** START Text extract **

Updated on: 17 March,2015 08:31 AM IST  | 
PTI |

Director John Madden, who is back with 'The Second Best Exotic Marigold Hotel', says the sequel does not "squander" what they achieved with their 2011 film, a melancholy comedy about a bunch of Britishers navigating their post-retirement life in India

John Madden: Second Best Exotic Marigold Hotel a responsible sequel

Director John Madden, who is back with 'The Second Best Exotic Marigold Hotel', says the sequel does not "squander" what they achieved with their 2011 film, a melancholy comedy about a bunch of Britishers navigating their post-retirement life in India.

Starring veterans like Judi Dench, Maggie Smith, Bill Nighy besides Dev Patel and Tina Desai, the original, based on "These Foolish Things" by Deborah Moggach was a dark horse at the box office and the team was happy to revisit India for the sequel, which also stars Richard Gere.

The sequel, being released in India this Friday by Fox Star Studios, is a continuation of the journey that these characters embarked on in the first part.

"It is about people who are at a certain point in their lives. They are full of lost experiences, regrets, roads not taken and aborted hopes. That informs both the comedy and the melancholy in the film," Madden, who was in India to promote the movie, told PTI in a telephonic interview from Mumbai.

Madden felt the original film touched people for its melancholic tone, a feeling similar to Anton Chekhov's plays.

"They are laughing at one moment and then you find there is something else underneath that laughter. That switch in tone has a Chekhovian quality to it. Chekhov's plays are often farcical, funny and ridiculous but underneath them lurks a terrible sense of longing and loneliness."

** END Text extract **
** START Supplied material **

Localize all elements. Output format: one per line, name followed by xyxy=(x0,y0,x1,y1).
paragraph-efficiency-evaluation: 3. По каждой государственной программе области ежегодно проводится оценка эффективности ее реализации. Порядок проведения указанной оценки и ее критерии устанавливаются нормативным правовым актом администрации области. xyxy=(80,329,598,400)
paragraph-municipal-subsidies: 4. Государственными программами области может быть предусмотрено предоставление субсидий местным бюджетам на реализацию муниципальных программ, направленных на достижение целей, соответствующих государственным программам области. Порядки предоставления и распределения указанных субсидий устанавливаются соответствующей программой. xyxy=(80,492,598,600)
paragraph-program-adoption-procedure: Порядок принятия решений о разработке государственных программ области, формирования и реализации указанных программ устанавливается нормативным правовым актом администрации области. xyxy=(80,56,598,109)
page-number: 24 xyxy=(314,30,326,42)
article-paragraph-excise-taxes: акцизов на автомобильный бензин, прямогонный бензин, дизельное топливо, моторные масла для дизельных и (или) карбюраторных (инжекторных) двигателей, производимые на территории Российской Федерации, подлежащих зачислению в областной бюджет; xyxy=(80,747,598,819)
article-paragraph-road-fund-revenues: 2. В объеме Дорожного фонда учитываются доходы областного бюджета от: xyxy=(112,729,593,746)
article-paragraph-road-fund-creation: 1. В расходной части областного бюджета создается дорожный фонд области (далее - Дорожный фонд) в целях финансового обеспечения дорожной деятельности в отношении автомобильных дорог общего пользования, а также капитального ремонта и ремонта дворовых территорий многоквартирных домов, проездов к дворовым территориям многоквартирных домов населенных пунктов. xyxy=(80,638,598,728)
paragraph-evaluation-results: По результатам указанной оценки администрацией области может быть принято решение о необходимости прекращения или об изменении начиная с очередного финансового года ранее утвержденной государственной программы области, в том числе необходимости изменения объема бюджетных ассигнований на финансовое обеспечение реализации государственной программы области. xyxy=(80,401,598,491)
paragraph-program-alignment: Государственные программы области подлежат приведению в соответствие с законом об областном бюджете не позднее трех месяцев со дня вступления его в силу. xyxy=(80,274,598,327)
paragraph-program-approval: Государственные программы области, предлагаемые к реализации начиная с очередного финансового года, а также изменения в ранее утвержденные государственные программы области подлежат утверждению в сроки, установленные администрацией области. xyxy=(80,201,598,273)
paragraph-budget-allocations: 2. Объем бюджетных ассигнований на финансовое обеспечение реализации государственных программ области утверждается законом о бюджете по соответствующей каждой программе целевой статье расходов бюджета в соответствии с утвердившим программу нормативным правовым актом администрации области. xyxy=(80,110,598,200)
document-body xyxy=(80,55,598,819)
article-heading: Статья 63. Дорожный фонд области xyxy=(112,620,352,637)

** END Supplied material **

Tasks to carry out |
**A)** According to the Marigold Hotel article, on what book was the original film based?
**B)** Name every actor the Marigold Hotel article lists as starring in the original film.
**C)** Write the next few sentences of the Marigold Hotel article, picking up after its final line.
The listing plays no part in what follows and can be set aside.

Outputs |
**A)** "These Foolish Things" by Deborah Moggach.

**B)** Judi Dench, Maggie Smith, Bill Nighy, Dev Patel, Tina Desai

**C)**
Since most of the characters are in the twilight of their lives, they are also grappling with a sense of mortality that Madden juxtaposed with a culture of "extraordinary optimism".

"I will invoke Shakespeare too because there is a sense of mortality in them. And you can set that against this culture of extraordinary optimism. They get a sense that life doesn't need to go downhill towards the conclusion. It can soar uphill. There is an existential quality to both the films."

Instead of going by a notion about India, Madden said they wove their experiences in the script.

"There is a parallel between the experiences we had while making the film and what these characters were going through.

We adjusted the script a lot. I wanted to convey a sense of India that I was living in rather than some other notion."

The director said they were careful in respecting the Indian culture in both the movies.

"It is a responsibility when you come into a culture to make a film about it. You don't want to be presumptuous. You don't want to be disrespectful. You want to honour what you see.

"A lot of people who come here have a certain image of India which is presented by tourist literature. It is about beautiful architecture, serenity, calm and quietness. It is all of those but also the opposite. It is about chaos, energy, vibrancy, noise and assault on the senses."

Smith shares a special bond with Patel's character of an over-eager hotel owner in the sequel.

"Her journey was the longest. In the beginning she was suspicious of the culture that she does not know or understands. She was borderline racist. But by the end of the movie, she was the co-manager of a hotel.

"In the sequel, an important relationship comes to her life which is massively transforming. It is between her and Dev Patel. He looks up to her while she helps him grow up. In fact, all of them go through a very distinct and big journey."

The budding romance between Nighy and Dench's characters continues in the sequel.

"I think why the first film worked because people realised that old people don't behave like old people, they behave like young people. They just happen to be old.

"The romance between Dench and Nighy's character is very touching. They are enormously attracted to each other and are struggling to find a way to come together. But they are haunted by very long relationships which were disastrous. They are struggling to let go of that baggage to embrace something new," he said.